▶ [The problem] Set down the whole listing verbatim.

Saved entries
----------

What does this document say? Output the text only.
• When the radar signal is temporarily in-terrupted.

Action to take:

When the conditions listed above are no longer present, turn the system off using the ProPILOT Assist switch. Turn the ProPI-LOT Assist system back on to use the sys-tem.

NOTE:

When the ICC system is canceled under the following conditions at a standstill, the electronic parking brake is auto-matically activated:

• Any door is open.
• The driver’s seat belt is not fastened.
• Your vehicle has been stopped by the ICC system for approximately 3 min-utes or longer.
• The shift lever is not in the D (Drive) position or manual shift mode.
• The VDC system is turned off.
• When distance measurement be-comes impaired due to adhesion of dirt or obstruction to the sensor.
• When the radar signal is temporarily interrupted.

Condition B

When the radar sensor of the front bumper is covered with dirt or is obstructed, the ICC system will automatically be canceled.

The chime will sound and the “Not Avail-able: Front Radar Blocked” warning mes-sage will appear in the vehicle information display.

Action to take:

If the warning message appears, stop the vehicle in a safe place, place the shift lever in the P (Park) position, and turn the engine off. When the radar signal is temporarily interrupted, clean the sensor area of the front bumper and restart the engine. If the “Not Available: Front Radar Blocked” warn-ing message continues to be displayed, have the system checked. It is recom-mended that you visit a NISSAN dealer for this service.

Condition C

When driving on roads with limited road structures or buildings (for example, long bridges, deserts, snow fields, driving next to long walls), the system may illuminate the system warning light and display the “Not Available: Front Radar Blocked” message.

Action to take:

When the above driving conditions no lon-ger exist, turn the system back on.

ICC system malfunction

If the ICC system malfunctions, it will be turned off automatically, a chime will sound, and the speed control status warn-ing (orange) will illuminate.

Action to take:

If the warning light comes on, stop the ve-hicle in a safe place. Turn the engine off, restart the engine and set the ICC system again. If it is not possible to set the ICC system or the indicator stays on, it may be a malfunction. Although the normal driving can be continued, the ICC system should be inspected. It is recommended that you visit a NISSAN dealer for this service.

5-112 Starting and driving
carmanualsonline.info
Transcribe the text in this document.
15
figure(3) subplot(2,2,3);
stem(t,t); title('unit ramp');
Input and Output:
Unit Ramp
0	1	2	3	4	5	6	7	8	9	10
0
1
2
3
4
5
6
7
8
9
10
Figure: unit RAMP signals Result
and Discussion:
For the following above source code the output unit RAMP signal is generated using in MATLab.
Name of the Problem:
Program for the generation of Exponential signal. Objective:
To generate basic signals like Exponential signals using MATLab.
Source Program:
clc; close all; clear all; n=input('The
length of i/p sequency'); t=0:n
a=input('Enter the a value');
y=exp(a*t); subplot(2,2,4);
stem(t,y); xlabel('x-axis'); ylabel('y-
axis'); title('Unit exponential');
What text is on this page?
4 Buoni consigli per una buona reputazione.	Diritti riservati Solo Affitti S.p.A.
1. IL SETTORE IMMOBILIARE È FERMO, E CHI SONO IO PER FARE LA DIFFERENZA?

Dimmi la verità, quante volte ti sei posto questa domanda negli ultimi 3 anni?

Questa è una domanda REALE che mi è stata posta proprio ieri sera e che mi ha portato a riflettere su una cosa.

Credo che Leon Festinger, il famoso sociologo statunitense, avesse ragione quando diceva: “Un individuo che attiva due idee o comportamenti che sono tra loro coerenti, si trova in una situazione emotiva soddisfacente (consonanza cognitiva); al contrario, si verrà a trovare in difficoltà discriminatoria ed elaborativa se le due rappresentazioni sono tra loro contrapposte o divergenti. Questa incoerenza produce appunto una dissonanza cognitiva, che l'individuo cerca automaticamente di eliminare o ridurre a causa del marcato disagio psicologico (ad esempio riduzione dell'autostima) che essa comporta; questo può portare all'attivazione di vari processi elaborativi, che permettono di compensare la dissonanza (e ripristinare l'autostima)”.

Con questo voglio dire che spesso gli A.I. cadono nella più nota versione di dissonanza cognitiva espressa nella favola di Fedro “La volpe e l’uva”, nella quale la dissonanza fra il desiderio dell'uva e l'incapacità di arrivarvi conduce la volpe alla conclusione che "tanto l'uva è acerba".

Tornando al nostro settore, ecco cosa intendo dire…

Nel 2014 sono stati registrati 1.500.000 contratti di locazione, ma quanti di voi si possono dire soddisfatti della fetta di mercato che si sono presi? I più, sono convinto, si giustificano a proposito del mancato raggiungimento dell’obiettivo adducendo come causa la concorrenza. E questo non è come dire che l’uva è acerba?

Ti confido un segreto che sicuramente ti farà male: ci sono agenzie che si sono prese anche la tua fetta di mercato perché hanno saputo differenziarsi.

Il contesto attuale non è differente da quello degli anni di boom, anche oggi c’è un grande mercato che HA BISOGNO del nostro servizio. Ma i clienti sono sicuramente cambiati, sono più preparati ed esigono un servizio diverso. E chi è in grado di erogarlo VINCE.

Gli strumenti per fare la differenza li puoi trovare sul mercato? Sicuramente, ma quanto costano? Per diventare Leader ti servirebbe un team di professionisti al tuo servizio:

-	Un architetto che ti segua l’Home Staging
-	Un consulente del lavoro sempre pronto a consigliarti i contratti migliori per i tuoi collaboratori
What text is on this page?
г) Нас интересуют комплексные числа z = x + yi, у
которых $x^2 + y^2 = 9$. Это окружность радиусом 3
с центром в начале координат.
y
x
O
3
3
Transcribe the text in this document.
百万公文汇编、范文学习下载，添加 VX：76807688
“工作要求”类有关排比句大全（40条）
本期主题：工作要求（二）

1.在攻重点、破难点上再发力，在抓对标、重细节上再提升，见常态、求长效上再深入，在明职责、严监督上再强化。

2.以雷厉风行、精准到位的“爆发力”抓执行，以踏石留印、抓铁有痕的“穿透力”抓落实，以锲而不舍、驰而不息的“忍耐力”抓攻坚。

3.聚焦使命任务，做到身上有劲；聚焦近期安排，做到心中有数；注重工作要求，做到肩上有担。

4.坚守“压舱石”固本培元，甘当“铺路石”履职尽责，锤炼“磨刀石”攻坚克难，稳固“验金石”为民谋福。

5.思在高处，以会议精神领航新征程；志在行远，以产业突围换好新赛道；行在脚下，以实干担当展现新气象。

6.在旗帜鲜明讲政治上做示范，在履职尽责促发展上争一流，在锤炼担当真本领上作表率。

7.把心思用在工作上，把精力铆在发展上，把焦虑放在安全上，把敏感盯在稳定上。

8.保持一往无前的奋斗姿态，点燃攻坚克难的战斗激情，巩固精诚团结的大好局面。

----------

▶ [Task result]
What does this document say? Output the text only.
• When the radar signal is temporarily in-terrupted.

Action to take:

When the conditions listed above are no longer present, turn the system off using the ProPILOT Assist switch. Turn the ProPI-LOT Assist system back on to use the sys-tem.

NOTE:

When the ICC system is canceled under the following conditions at a standstill, the electronic parking brake is auto-matically activated:

• Any door is open.
• The driver’s seat belt is not fastened.
• Your vehicle has been stopped by the ICC system for approximately 3 min-utes or longer.
• The shift lever is not in the D (Drive) position or manual shift mode.
• The VDC system is turned off.
• When distance measurement be-comes impaired due to adhesion of dirt or obstruction to the sensor.
• When the radar signal is temporarily interrupted.

Condition B

When the radar sensor of the front bumper is covered with dirt or is obstructed, the ICC system will automatically be canceled.

The chime will sound and the “Not Avail-able: Front Radar Blocked” warning mes-sage will appear in the vehicle information display.

Action to take:

If the warning message appears, stop the vehicle in a safe place, place the shift lever in the P (Park) position, and turn the engine off. When the radar signal is temporarily interrupted, clean the sensor area of the front bumper and restart the engine. If the “Not Available: Front Radar Blocked” warn-ing message continues to be displayed, have the system checked. It is recom-mended that you visit a NISSAN dealer for this service.

Condition C

When driving on roads with limited road structures or buildings (for example, long bridges, deserts, snow fields, driving next to long walls), the system may illuminate the system warning light and display the “Not Available: Front Radar Blocked” message.

Action to take:

When the above driving conditions no lon-ger exist, turn the system back on.

ICC system malfunction

If the ICC system malfunctions, it will be turned off automatically, a chime will sound, and the speed control status warn-ing (orange) will illuminate.

Action to take:

If the warning light comes on, stop the ve-hicle in a safe place. Turn the engine off, restart the engine and set the ICC system again. If it is not possible to set the ICC system or the indicator stays on, it may be a malfunction. Although the normal driving can be continued, the ICC system should be inspected. It is recommended that you visit a NISSAN dealer for this service.

5-112 Starting and driving
carmanualsonline.info
Transcribe the text in this document.
15
figure(3) subplot(2,2,3);
stem(t,t); title('unit ramp');
Input and Output:
Unit Ramp
0	1	2	3	4	5	6	7	8	9	10
0
1
2
3
4
5
6
7
8
9
10
Figure: unit RAMP signals Result
and Discussion:
For the following above source code the output unit RAMP signal is generated using in MATLab.
Name of the Problem:
Program for the generation of Exponential signal. Objective:
To generate basic signals like Exponential signals using MATLab.
Source Program:
clc; close all; clear all; n=input('The
length of i/p sequency'); t=0:n
a=input('Enter the a value');
y=exp(a*t); subplot(2,2,4);
stem(t,y); xlabel('x-axis'); ylabel('y-
axis'); title('Unit exponential');
What text is on this page?
4 Buoni consigli per una buona reputazione.	Diritti riservati Solo Affitti S.p.A.
1. IL SETTORE IMMOBILIARE È FERMO, E CHI SONO IO PER FARE LA DIFFERENZA?

Dimmi la verità, quante volte ti sei posto questa domanda negli ultimi 3 anni?

Questa è una domanda REALE che mi è stata posta proprio ieri sera e che mi ha portato a riflettere su una cosa.

Credo che Leon Festinger, il famoso sociologo statunitense, avesse ragione quando diceva: “Un individuo che attiva due idee o comportamenti che sono tra loro coerenti, si trova in una situazione emotiva soddisfacente (consonanza cognitiva); al contrario, si verrà a trovare in difficoltà discriminatoria ed elaborativa se le due rappresentazioni sono tra loro contrapposte o divergenti. Questa incoerenza produce appunto una dissonanza cognitiva, che l'individuo cerca automaticamente di eliminare o ridurre a causa del marcato disagio psicologico (ad esempio riduzione dell'autostima) che essa comporta; questo può portare all'attivazione di vari processi elaborativi, che permettono di compensare la dissonanza (e ripristinare l'autostima)”.

Con questo voglio dire che spesso gli A.I. cadono nella più nota versione di dissonanza cognitiva espressa nella favola di Fedro “La volpe e l’uva”, nella quale la dissonanza fra il desiderio dell'uva e l'incapacità di arrivarvi conduce la volpe alla conclusione che "tanto l'uva è acerba".

Tornando al nostro settore, ecco cosa intendo dire…

Nel 2014 sono stati registrati 1.500.000 contratti di locazione, ma quanti di voi si possono dire soddisfatti della fetta di mercato che si sono presi? I più, sono convinto, si giustificano a proposito del mancato raggiungimento dell’obiettivo adducendo come causa la concorrenza. E questo non è come dire che l’uva è acerba?

Ti confido un segreto che sicuramente ti farà male: ci sono agenzie che si sono prese anche la tua fetta di mercato perché hanno saputo differenziarsi.

Il contesto attuale non è differente da quello degli anni di boom, anche oggi c’è un grande mercato che HA BISOGNO del nostro servizio. Ma i clienti sono sicuramente cambiati, sono più preparati ed esigono un servizio diverso. E chi è in grado di erogarlo VINCE.

Gli strumenti per fare la differenza li puoi trovare sul mercato? Sicuramente, ma quanto costano? Per diventare Leader ti servirebbe un team di professionisti al tuo servizio:

-	Un architetto che ti segua l’Home Staging
-	Un consulente del lavoro sempre pronto a consigliarti i contratti migliori per i tuoi collaboratori
What text is on this page?
г) Нас интересуют комплексные числа z = x + yi, у
которых $x^2 + y^2 = 9$. Это окружность радиусом 3
с центром в начале координат.
y
x
O
3
3
Transcribe the text in this document.
百万公文汇编、范文学习下载，添加 VX：76807688
“工作要求”类有关排比句大全（40条）
本期主题：工作要求（二）

1.在攻重点、破难点上再发力，在抓对标、重细节上再提升，见常态、求长效上再深入，在明职责、严监督上再强化。

2.以雷厉风行、精准到位的“爆发力”抓执行，以踏石留印、抓铁有痕的“穿透力”抓落实，以锲而不舍、驰而不息的“忍耐力”抓攻坚。

3.聚焦使命任务，做到身上有劲；聚焦近期安排，做到心中有数；注重工作要求，做到肩上有担。

4.坚守“压舱石”固本培元，甘当“铺路石”履职尽责，锤炼“磨刀石”攻坚克难，稳固“验金石”为民谋福。

5.思在高处，以会议精神领航新征程；志在行远，以产业突围换好新赛道；行在脚下，以实干担当展现新气象。

6.在旗帜鲜明讲政治上做示范，在履职尽责促发展上争一流，在锤炼担当真本领上作表率。

7.把心思用在工作上，把精力铆在发展上，把焦虑放在安全上，把敏感盯在稳定上。

8.保持一往无前的奋斗姿态，点燃攻坚克难的战斗激情，巩固精诚团结的大好局面。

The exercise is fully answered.